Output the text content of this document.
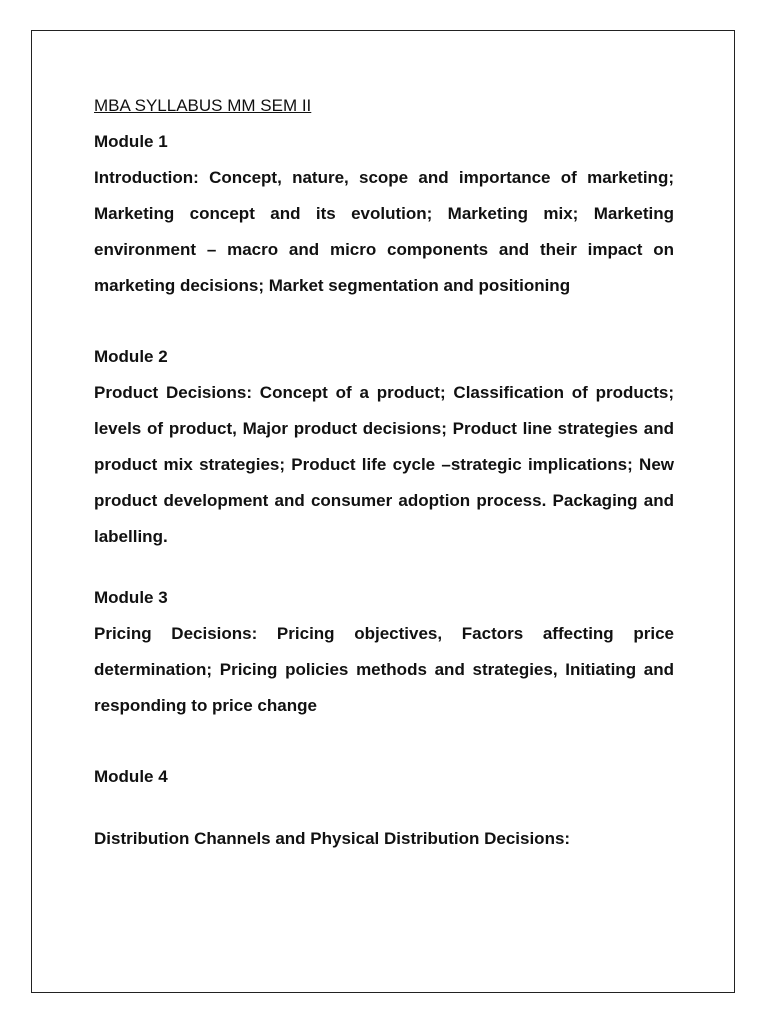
MBA SYLLABUS MM SEM II

Module 1

Introduction: Concept, nature, scope and importance of marketing; Marketing concept and its evolution; Marketing mix; Marketing environment – macro and micro components and their impact on marketing decisions; Market segmentation and positioning

Module 2

Product Decisions: Concept of a product; Classification of products; levels of product, Major product decisions; Product line strategies and product mix strategies; Product life cycle –strategic implications; New product development and consumer adoption process. Packaging and labelling.

Module 3

Pricing Decisions: Pricing objectives, Factors affecting price determination; Pricing policies methods and strategies, Initiating and responding to price change

Module 4

Distribution Channels and Physical Distribution Decisions:
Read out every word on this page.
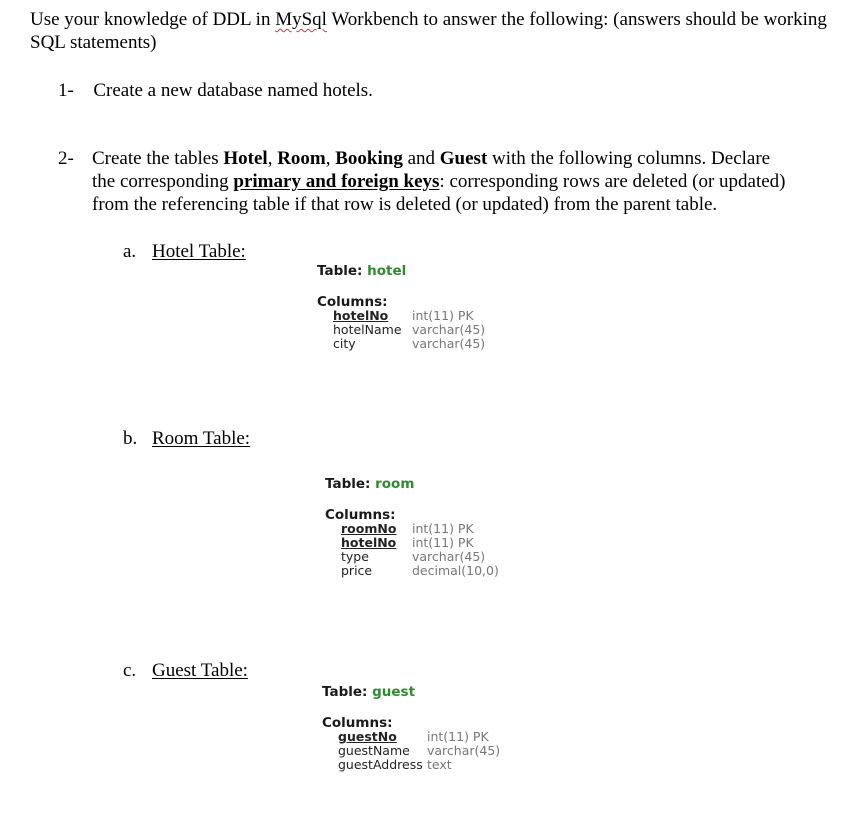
Use your knowledge of DDL in MySql Workbench to answer the following: (answers should be working SQL statements)
1- Create a new database named hotels.
2- Create the tables Hotel, Room, Booking and Guest with the following columns. Declare the corresponding primary and foreign keys: corresponding rows are deleted (or updated) from the referencing table if that row is deleted (or updated) from the parent table.
a. Hotel Table:
Table: hotel
Columns:
hotelNo	int(11) PK
hotelName varchar(45)
city	varchar(45)
b. Room Table:
Table: room
Columns:
roomNo	int(11) PK
hotelNo	int(11) PK
type	varchar(45)
price	decimal(10,0)
c. Guest Table:
Table: guest
Columns:
guestNo	int(11) PK
guestName	varchar(45)
guestAddress text
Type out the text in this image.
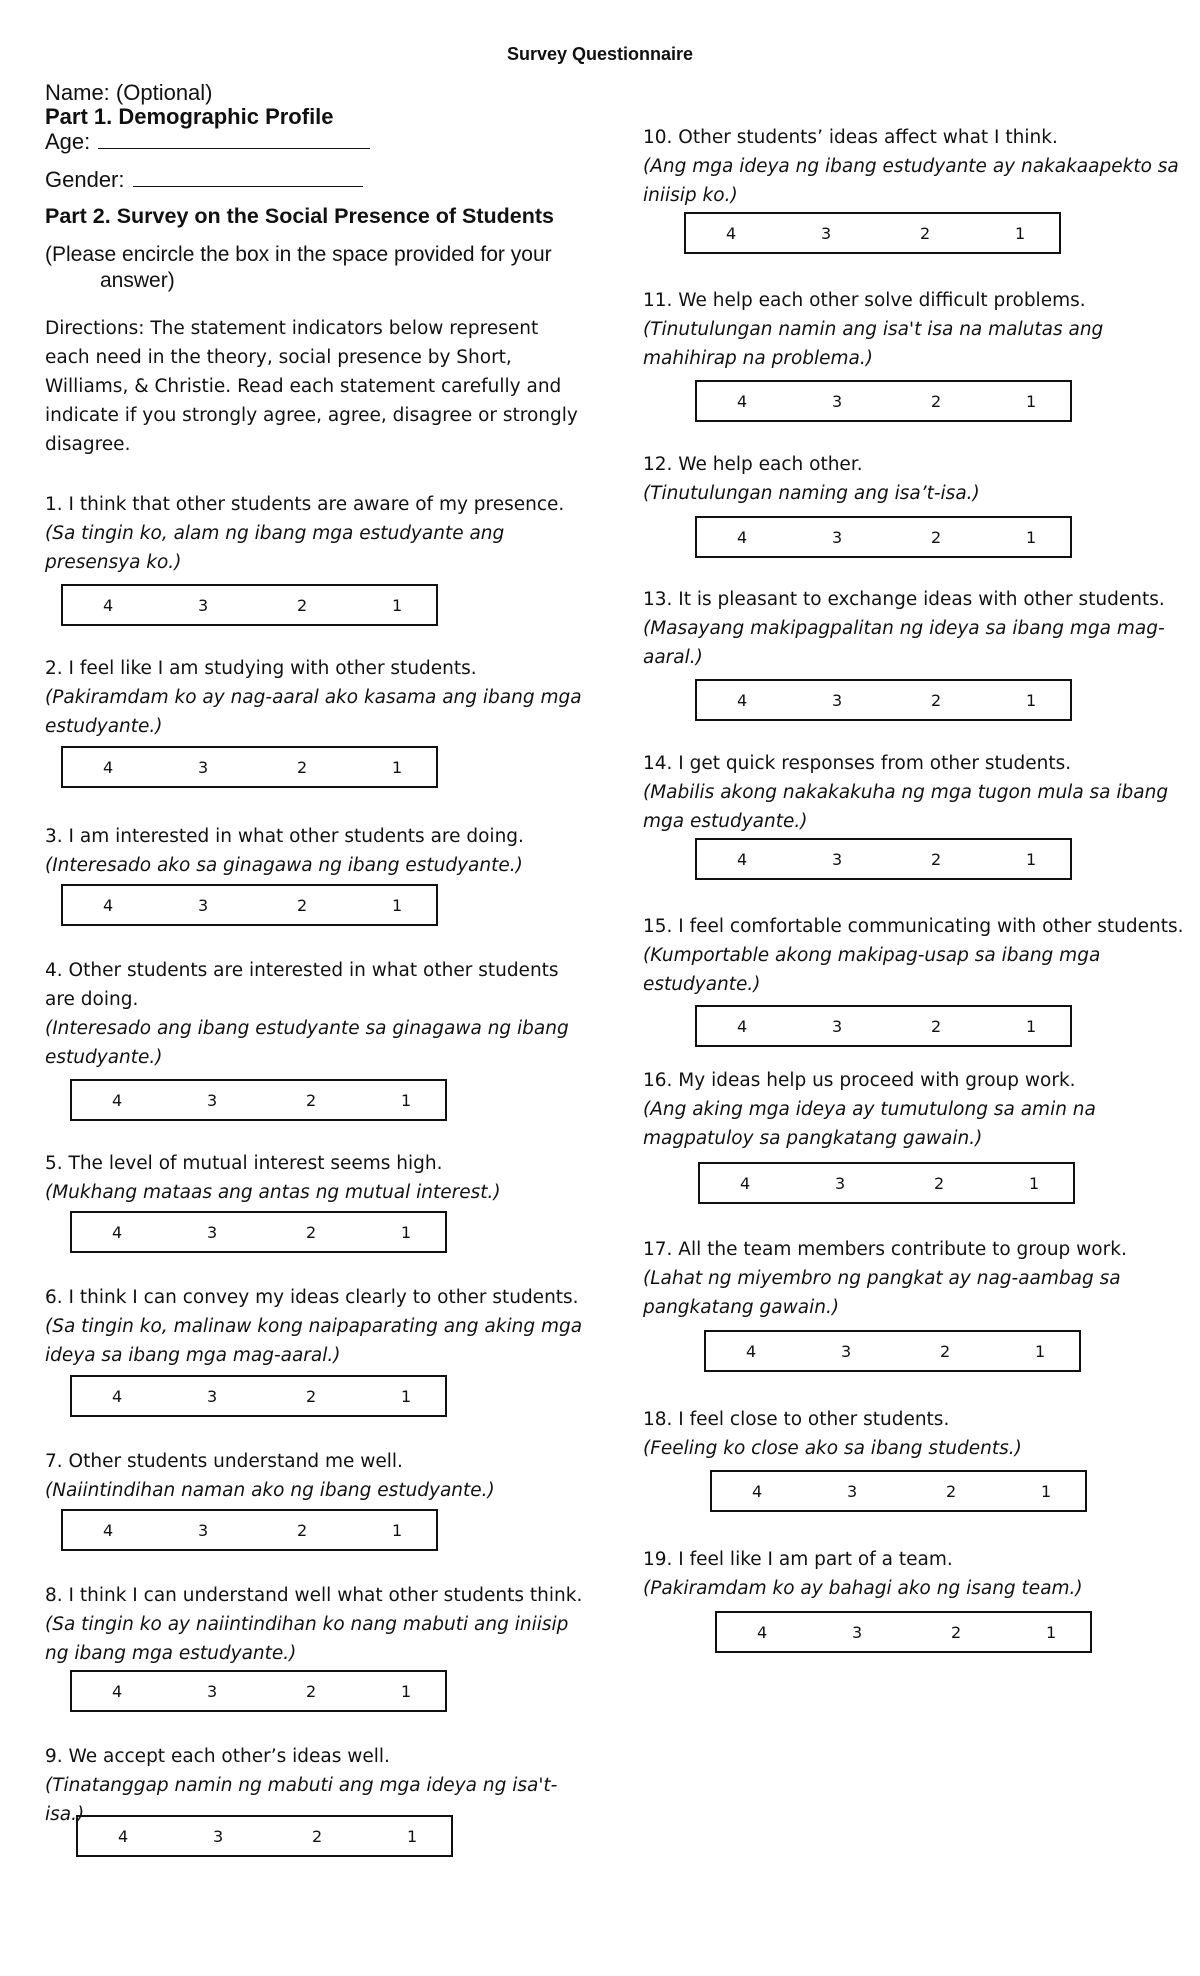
Survey Questionnaire
Name: (Optional)
Part 1. Demographic Profile
Age:
Gender:
Part 2. Survey on the Social Presence of Students
(Please encircle the box in the space provided for your
answer)
Directions: The statement indicators below represent each need in the theory, social presence by Short, Williams, & Christie. Read each statement carefully and indicate if you strongly agree, agree, disagree or strongly disagree.

1. I think that other students are aware of my presence.

(Sa tingin ko, alam ng ibang mga estudyante ang presensya ko.)

4	3	2	1

2. I feel like I am studying with other students.

(Pakiramdam ko ay nag-aaral ako kasama ang ibang mga estudyante.)

4	3	2	1

3. I am interested in what other students are doing.

(Interesado ako sa ginagawa ng ibang estudyante.)

4	3	2	1

4. Other students are interested in what other students are doing.

(Interesado ang ibang estudyante sa ginagawa ng ibang estudyante.)

4	3	2	1

5. The level of mutual interest seems high.

(Mukhang mataas ang antas ng mutual interest.)

4	3	2	1

6. I think I can convey my ideas clearly to other students.

(Sa tingin ko, malinaw kong naipaparating ang aking mga ideya sa ibang mga mag-aaral.)

4	3	2	1

7. Other students understand me well.

(Naiintindihan naman ako ng ibang estudyante.)

4	3	2	1

8. I think I can understand well what other students think.

(Sa tingin ko ay naiintindihan ko nang mabuti ang iniisip ng ibang mga estudyante.)

4	3	2	1

9. We accept each other’s ideas well.

(Tinatanggap namin ng mabuti ang mga ideya ng isa't-isa.)

4	3	2	1

10. Other students’ ideas affect what I think.

(Ang mga ideya ng ibang estudyante ay nakakaapekto sa iniisip ko.)

4	3	2	1

11. We help each other solve difficult problems.

(Tinutulungan namin ang isa't isa na malutas ang mahihirap na problema.)

4	3	2	1

12. We help each other.

(Tinutulungan naming ang isa’t-isa.)

4	3	2	1

13. It is pleasant to exchange ideas with other students.

(Masayang makipagpalitan ng ideya sa ibang mga mag-aaral.)

4	3	2	1

14. I get quick responses from other students.

(Mabilis akong nakakakuha ng mga tugon mula sa ibang mga estudyante.)

4	3	2	1

15. I feel comfortable communicating with other students.

(Kumportable akong makipag-usap sa ibang mga estudyante.)

4	3	2	1

16. My ideas help us proceed with group work.

(Ang aking mga ideya ay tumutulong sa amin na magpatuloy sa pangkatang gawain.)

4	3	2	1

17. All the team members contribute to group work.

(Lahat ng miyembro ng pangkat ay nag-aambag sa pangkatang gawain.)

4	3	2	1

18. I feel close to other students.

(Feeling ko close ako sa ibang students.)

4	3	2	1

19. I feel like I am part of a team.

(Pakiramdam ko ay bahagi ako ng isang team.)

4	3	2	1
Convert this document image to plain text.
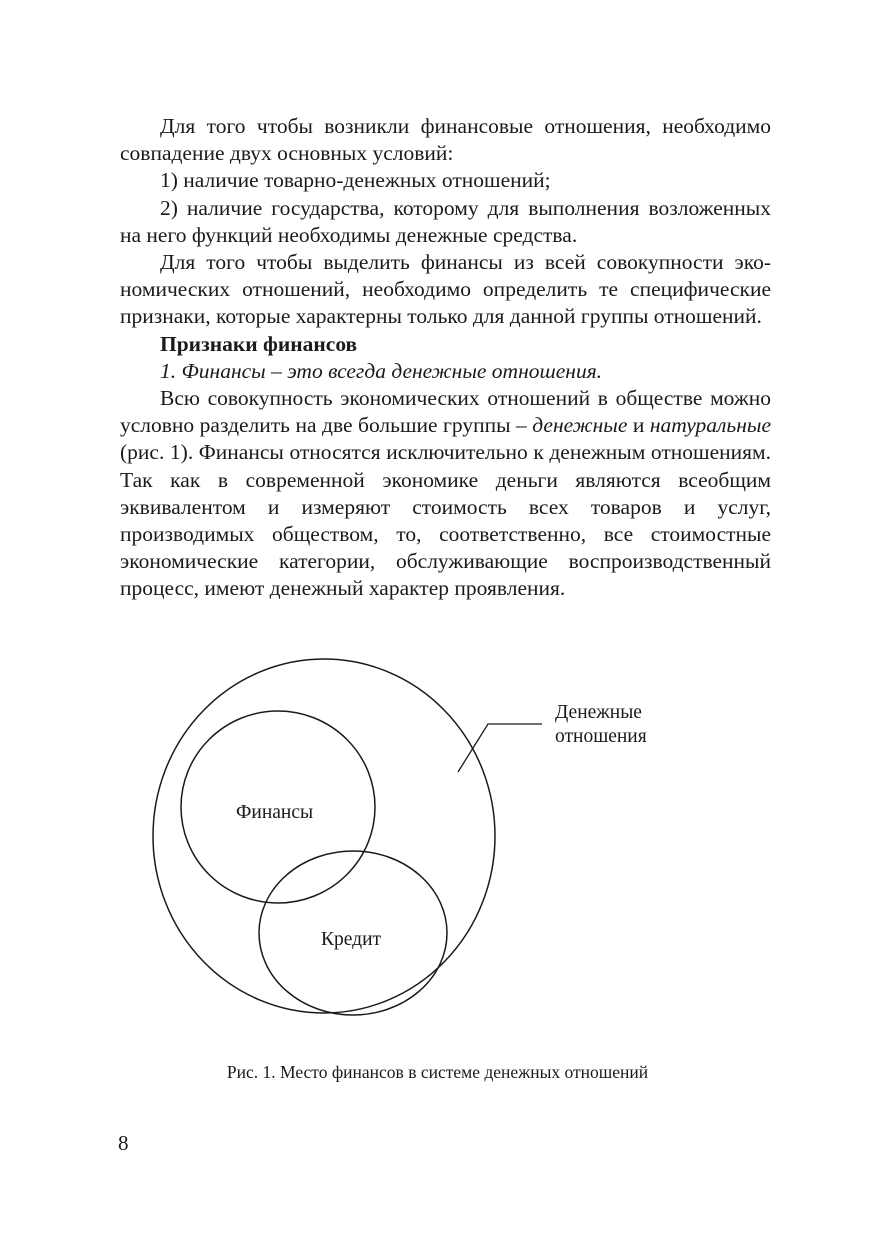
Для того чтобы возникли финансовые отношения, необходимо совпадение двух основных условий:

1) наличие товарно-денежных отношений;

2) наличие государства, которому для выполнения возложенных на него функций необходимы денежные средства.

Для того чтобы выделить финансы из всей совокупности экономических отношений, необходимо определить те специфические признаки, которые характерны только для данной группы отношений.

Признаки финансов

1. Финансы – это всегда денежные отношения.

Всю совокупность экономических отношений в обществе можно условно разделить на две большие группы – денежные и натуральные (рис. 1). Финансы относятся исключительно к денежным отношениям. Так как в современной экономике деньги являются всеобщим эквивалентом и измеряют стоимость всех товаров и услуг, производимых обществом, то, соответственно, все стоимостные экономические категории, обслуживающие воспроизводственный процесс, имеют денежный характер проявления.

Денежные
отношения
Финансы
Кредит
Рис. 1. Место финансов в системе денежных отношений
8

···

What the task requires: Copy out every line of the data that includes "mutual".

Expected output:
5. The level of mutual interest seems high.
(Mukhang mataas ang antas ng mutual interest.)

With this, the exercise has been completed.